● DATA SECTION:
------------------------------

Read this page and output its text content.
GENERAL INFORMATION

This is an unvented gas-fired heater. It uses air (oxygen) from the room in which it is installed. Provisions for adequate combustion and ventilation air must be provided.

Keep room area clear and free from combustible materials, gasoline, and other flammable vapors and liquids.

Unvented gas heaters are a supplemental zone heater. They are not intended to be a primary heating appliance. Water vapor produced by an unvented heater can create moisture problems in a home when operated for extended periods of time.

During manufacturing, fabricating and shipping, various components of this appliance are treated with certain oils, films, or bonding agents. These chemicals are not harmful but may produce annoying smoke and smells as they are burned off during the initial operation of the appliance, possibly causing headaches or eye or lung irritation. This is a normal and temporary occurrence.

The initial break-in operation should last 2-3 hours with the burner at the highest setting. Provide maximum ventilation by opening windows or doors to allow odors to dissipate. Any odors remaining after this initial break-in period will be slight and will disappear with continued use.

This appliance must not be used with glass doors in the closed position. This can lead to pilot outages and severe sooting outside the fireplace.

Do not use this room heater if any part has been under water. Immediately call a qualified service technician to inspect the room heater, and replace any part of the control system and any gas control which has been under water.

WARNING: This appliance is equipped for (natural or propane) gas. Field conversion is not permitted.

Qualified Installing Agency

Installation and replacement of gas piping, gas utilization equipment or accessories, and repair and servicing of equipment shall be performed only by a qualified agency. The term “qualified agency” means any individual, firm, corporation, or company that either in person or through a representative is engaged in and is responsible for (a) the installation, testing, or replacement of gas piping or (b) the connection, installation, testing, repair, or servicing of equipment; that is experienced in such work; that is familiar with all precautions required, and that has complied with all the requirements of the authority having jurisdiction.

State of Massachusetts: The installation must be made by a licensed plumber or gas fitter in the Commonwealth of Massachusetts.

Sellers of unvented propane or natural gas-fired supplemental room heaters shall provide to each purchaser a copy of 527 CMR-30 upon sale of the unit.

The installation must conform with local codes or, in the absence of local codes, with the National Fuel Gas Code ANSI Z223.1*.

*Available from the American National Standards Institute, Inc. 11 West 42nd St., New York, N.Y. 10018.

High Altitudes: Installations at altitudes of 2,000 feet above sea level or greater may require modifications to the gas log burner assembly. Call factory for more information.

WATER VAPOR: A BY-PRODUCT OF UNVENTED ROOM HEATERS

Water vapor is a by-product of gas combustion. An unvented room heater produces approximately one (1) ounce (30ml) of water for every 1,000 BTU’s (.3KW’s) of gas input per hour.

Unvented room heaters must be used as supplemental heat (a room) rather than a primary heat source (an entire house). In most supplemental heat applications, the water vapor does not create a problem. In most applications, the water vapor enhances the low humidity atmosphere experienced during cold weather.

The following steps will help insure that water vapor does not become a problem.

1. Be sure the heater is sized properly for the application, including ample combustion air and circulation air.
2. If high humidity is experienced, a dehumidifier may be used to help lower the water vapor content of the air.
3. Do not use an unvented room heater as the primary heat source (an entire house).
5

------------------------------

● WORK REQUIRED:
Please repeat the listing above in full and exactly.

● OUTPUT FOR THIS TASK:
Read this page and output its text content.
GENERAL INFORMATION

This is an unvented gas-fired heater. It uses air (oxygen) from the room in which it is installed. Provisions for adequate combustion and ventilation air must be provided.

Keep room area clear and free from combustible materials, gasoline, and other flammable vapors and liquids.

Unvented gas heaters are a supplemental zone heater. They are not intended to be a primary heating appliance. Water vapor produced by an unvented heater can create moisture problems in a home when operated for extended periods of time.

During manufacturing, fabricating and shipping, various components of this appliance are treated with certain oils, films, or bonding agents. These chemicals are not harmful but may produce annoying smoke and smells as they are burned off during the initial operation of the appliance, possibly causing headaches or eye or lung irritation. This is a normal and temporary occurrence.

The initial break-in operation should last 2-3 hours with the burner at the highest setting. Provide maximum ventilation by opening windows or doors to allow odors to dissipate. Any odors remaining after this initial break-in period will be slight and will disappear with continued use.

This appliance must not be used with glass doors in the closed position. This can lead to pilot outages and severe sooting outside the fireplace.

Do not use this room heater if any part has been under water. Immediately call a qualified service technician to inspect the room heater, and replace any part of the control system and any gas control which has been under water.

WARNING: This appliance is equipped for (natural or propane) gas. Field conversion is not permitted.

Qualified Installing Agency

Installation and replacement of gas piping, gas utilization equipment or accessories, and repair and servicing of equipment shall be performed only by a qualified agency. The term “qualified agency” means any individual, firm, corporation, or company that either in person or through a representative is engaged in and is responsible for (a) the installation, testing, or replacement of gas piping or (b) the connection, installation, testing, repair, or servicing of equipment; that is experienced in such work; that is familiar with all precautions required, and that has complied with all the requirements of the authority having jurisdiction.

State of Massachusetts: The installation must be made by a licensed plumber or gas fitter in the Commonwealth of Massachusetts.

Sellers of unvented propane or natural gas-fired supplemental room heaters shall provide to each purchaser a copy of 527 CMR-30 upon sale of the unit.

The installation must conform with local codes or, in the absence of local codes, with the National Fuel Gas Code ANSI Z223.1*.

*Available from the American National Standards Institute, Inc. 11 West 42nd St., New York, N.Y. 10018.

High Altitudes: Installations at altitudes of 2,000 feet above sea level or greater may require modifications to the gas log burner assembly. Call factory for more information.

WATER VAPOR: A BY-PRODUCT OF UNVENTED ROOM HEATERS

Water vapor is a by-product of gas combustion. An unvented room heater produces approximately one (1) ounce (30ml) of water for every 1,000 BTU’s (.3KW’s) of gas input per hour.

Unvented room heaters must be used as supplemental heat (a room) rather than a primary heat source (an entire house). In most supplemental heat applications, the water vapor does not create a problem. In most applications, the water vapor enhances the low humidity atmosphere experienced during cold weather.

The following steps will help insure that water vapor does not become a problem.

1. Be sure the heater is sized properly for the application, including ample combustion air and circulation air.
2. If high humidity is experienced, a dehumidifier may be used to help lower the water vapor content of the air.
3. Do not use an unvented room heater as the primary heat source (an entire house).
5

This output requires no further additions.